■ EXERCISE
Find how many lines in the material hold the word "Show", then state that number and nothing more.

Dataset rows about figures:
• • • •

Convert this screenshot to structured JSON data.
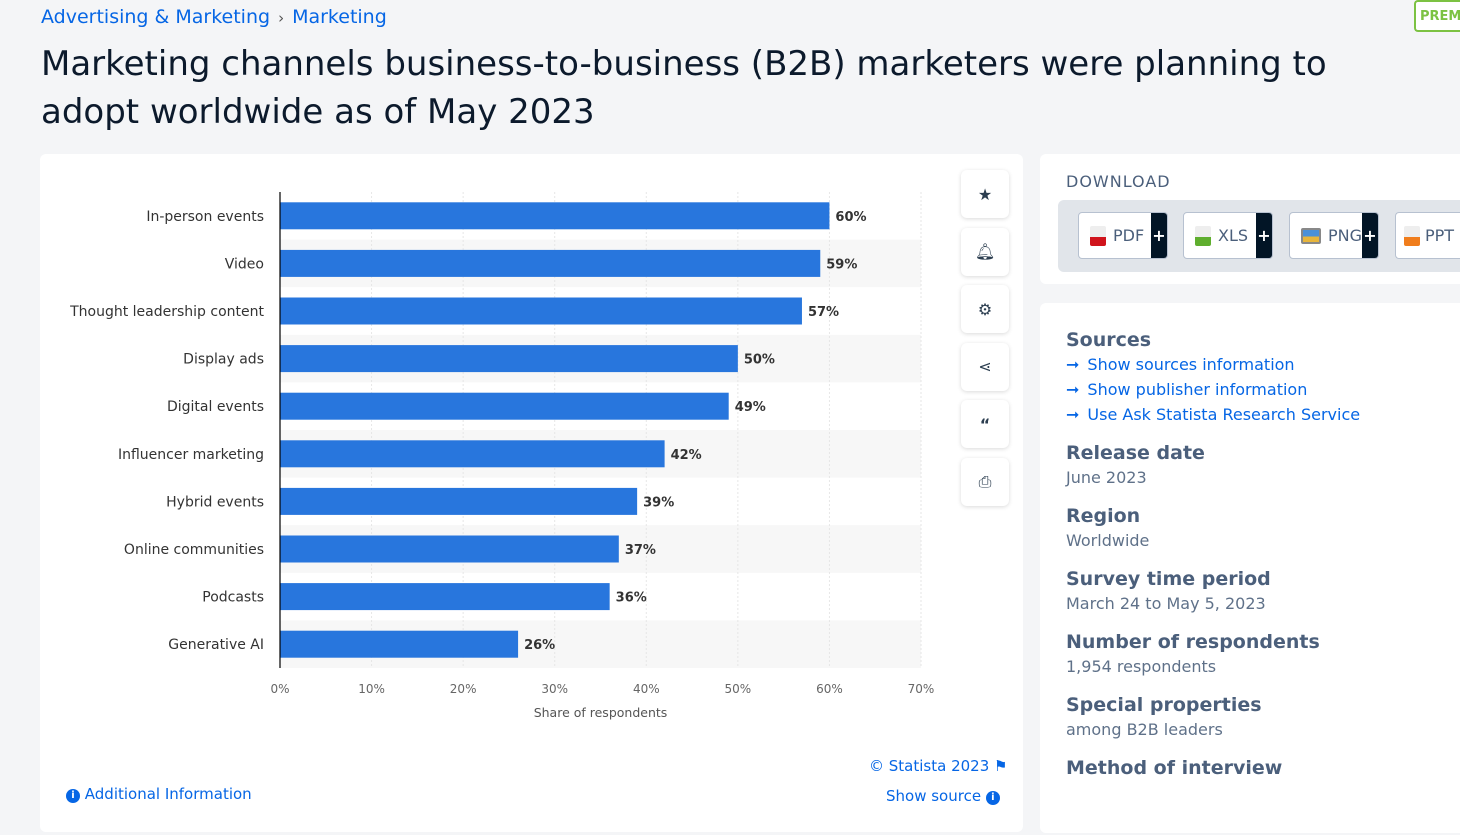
{
  "breadcrumb": [
    "Advertising & Marketing",
    "Marketing"
  ],
  "premium_badge": "PREM",
  "title": "Marketing channels business-to-business (B2B) marketers were planning to adopt worldwide as of May 2023",
  "chart_data": {
    "type": "bar",
    "orientation": "horizontal",
    "categories": [
      "In-person events",
      "Video",
      "Thought leadership content",
      "Display ads",
      "Digital events",
      "Influencer marketing",
      "Hybrid events",
      "Online communities",
      "Podcasts",
      "Generative AI"
    ],
    "values": [
      60,
      59,
      57,
      50,
      49,
      42,
      39,
      37,
      36,
      26
    ],
    "data_labels": [
      "60%",
      "59%",
      "57%",
      "50%",
      "49%",
      "42%",
      "39%",
      "37%",
      "36%",
      "26%"
    ],
    "xlabel": "Share of respondents",
    "ylabel": "",
    "xlim": [
      0,
      70
    ],
    "ticks": [
      "0%",
      "10%",
      "20%",
      "30%",
      "40%",
      "50%",
      "60%",
      "70%"
    ],
    "bar_color": "#2876dd",
    "grid": true
  },
  "tools": [
    "star-icon",
    "bell-icon",
    "gear-icon",
    "share-icon",
    "quote-icon",
    "print-icon"
  ],
  "footer": {
    "copyright": "© Statista 2023",
    "show_source": "Show source",
    "additional": "Additional Information"
  },
  "download": {
    "title": "DOWNLOAD",
    "buttons": [
      "PDF",
      "XLS",
      "PNG",
      "PPT"
    ]
  },
  "meta": {
    "sources_title": "Sources",
    "links": [
      "Show sources information",
      "Show publisher information",
      "Use Ask Statista Research Service"
    ],
    "items": [
      {
        "label": "Release date",
        "value": "June 2023"
      },
      {
        "label": "Region",
        "value": "Worldwide"
      },
      {
        "label": "Survey time period",
        "value": "March 24 to May 5, 2023"
      },
      {
        "label": "Number of respondents",
        "value": "1,954 respondents"
      },
      {
        "label": "Special properties",
        "value": "among B2B leaders"
      },
      {
        "label": "Method of interview",
        "value": ""
      }
    ]
  }
}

• • • •

■ CORRECT RESULT
3